--- Begin LISTED RECORDS ---

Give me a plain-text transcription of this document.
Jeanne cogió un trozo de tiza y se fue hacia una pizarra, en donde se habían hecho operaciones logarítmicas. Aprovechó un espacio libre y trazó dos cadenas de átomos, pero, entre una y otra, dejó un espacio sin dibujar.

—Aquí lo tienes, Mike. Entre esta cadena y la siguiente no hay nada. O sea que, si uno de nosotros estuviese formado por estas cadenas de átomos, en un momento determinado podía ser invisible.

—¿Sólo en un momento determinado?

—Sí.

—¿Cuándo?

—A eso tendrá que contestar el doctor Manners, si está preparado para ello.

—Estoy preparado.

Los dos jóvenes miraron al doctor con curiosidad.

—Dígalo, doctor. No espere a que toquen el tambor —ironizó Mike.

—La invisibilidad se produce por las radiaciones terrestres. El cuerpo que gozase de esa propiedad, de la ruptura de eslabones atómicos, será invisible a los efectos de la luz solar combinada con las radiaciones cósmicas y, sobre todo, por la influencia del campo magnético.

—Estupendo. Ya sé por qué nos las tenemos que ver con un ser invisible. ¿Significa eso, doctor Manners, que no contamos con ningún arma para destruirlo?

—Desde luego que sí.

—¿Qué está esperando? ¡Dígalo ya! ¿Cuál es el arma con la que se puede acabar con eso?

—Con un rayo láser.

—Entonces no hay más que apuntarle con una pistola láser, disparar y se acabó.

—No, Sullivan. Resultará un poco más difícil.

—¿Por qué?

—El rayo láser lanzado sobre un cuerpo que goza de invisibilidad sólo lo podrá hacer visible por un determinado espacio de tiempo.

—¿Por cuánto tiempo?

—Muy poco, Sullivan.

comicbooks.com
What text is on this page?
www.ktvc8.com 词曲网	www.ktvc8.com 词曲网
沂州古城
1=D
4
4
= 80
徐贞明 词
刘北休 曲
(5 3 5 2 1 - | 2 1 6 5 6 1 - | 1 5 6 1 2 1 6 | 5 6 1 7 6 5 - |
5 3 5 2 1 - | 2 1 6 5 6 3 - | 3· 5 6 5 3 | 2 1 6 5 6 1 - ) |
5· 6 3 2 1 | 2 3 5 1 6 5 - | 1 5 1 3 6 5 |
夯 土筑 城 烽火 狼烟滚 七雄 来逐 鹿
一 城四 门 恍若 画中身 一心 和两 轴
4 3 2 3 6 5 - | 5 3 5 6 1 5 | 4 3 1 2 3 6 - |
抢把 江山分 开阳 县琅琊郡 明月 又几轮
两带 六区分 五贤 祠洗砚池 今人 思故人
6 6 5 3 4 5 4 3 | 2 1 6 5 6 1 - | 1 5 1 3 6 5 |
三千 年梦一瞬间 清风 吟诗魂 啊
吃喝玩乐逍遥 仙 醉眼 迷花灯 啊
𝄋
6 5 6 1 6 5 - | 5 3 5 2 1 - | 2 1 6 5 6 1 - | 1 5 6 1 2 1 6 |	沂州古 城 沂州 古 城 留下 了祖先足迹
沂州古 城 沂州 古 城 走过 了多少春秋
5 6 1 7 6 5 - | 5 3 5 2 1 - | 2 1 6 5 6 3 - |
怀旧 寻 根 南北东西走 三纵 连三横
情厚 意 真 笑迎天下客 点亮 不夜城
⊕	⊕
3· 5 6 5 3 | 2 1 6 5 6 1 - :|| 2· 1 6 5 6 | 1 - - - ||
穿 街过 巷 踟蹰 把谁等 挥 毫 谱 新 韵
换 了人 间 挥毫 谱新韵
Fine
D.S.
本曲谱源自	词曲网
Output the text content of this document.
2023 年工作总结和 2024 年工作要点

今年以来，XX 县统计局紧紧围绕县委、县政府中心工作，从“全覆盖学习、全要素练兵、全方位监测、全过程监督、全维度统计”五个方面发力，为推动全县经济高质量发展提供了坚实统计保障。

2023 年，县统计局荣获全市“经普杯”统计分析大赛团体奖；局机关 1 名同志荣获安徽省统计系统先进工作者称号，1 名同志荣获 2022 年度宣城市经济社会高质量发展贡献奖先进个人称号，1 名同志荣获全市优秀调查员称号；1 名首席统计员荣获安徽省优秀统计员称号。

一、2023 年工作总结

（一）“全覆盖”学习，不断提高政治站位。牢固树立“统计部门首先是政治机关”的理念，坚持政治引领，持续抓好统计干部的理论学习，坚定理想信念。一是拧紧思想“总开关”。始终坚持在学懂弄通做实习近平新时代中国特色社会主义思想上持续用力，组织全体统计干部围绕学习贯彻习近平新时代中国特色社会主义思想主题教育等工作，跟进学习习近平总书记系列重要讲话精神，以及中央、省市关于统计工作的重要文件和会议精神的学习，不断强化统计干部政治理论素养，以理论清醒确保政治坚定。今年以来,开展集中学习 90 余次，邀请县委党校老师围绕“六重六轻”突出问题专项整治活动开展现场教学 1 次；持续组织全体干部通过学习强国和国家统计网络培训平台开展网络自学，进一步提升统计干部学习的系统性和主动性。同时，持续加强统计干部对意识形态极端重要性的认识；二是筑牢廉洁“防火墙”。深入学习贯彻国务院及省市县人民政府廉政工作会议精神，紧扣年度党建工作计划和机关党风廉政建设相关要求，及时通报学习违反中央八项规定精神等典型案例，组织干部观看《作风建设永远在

--- End LISTED RECORDS ---

**EXERCISE DETAILS**
Output the line that contains "Output the text content of this document.", followed by every later line in the listing, with no line omitted and none added.

**FINAL RESULT**
Output the text content of this document.
2023 年工作总结和 2024 年工作要点

今年以来，XX 县统计局紧紧围绕县委、县政府中心工作，从“全覆盖学习、全要素练兵、全方位监测、全过程监督、全维度统计”五个方面发力，为推动全县经济高质量发展提供了坚实统计保障。

2023 年，县统计局荣获全市“经普杯”统计分析大赛团体奖；局机关 1 名同志荣获安徽省统计系统先进工作者称号，1 名同志荣获 2022 年度宣城市经济社会高质量发展贡献奖先进个人称号，1 名同志荣获全市优秀调查员称号；1 名首席统计员荣获安徽省优秀统计员称号。

一、2023 年工作总结

（一）“全覆盖”学习，不断提高政治站位。牢固树立“统计部门首先是政治机关”的理念，坚持政治引领，持续抓好统计干部的理论学习，坚定理想信念。一是拧紧思想“总开关”。始终坚持在学懂弄通做实习近平新时代中国特色社会主义思想上持续用力，组织全体统计干部围绕学习贯彻习近平新时代中国特色社会主义思想主题教育等工作，跟进学习习近平总书记系列重要讲话精神，以及中央、省市关于统计工作的重要文件和会议精神的学习，不断强化统计干部政治理论素养，以理论清醒确保政治坚定。今年以来,开展集中学习 90 余次，邀请县委党校老师围绕“六重六轻”突出问题专项整治活动开展现场教学 1 次；持续组织全体干部通过学习强国和国家统计网络培训平台开展网络自学，进一步提升统计干部学习的系统性和主动性。同时，持续加强统计干部对意识形态极端重要性的认识；二是筑牢廉洁“防火墙”。深入学习贯彻国务院及省市县人民政府廉政工作会议精神，紧扣年度党建工作计划和机关党风廉政建设相关要求，及时通报学习违反中央八项规定精神等典型案例，组织干部观看《作风建设永远在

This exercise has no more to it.